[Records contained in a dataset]

◆ ◆ ◆

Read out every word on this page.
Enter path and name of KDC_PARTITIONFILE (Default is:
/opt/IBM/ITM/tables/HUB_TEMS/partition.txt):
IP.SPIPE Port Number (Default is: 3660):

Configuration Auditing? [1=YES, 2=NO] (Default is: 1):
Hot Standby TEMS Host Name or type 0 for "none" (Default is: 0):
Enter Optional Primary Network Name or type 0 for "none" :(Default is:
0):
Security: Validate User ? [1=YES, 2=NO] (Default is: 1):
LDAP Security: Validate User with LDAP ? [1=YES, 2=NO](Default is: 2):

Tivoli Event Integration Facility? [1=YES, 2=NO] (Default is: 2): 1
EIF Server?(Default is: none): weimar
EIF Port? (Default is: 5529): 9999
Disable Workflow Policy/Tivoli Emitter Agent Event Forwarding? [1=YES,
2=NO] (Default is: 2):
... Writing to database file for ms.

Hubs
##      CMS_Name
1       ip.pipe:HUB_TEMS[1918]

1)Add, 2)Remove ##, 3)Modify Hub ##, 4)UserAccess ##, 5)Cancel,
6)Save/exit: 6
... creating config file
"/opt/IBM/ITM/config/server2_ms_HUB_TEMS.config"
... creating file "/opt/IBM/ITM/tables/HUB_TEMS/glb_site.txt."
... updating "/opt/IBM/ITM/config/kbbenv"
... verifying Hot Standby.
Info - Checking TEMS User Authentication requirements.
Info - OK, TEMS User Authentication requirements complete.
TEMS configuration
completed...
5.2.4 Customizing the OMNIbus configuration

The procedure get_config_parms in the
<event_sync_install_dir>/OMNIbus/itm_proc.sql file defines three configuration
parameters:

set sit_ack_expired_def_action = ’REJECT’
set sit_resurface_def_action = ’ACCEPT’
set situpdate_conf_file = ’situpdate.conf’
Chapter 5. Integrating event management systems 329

◆ ◆ ◆

Of the lines above, how many contain the string "tables"? Only the number is required.

◆ **ANSWER FOR THIS EXERCISE**
2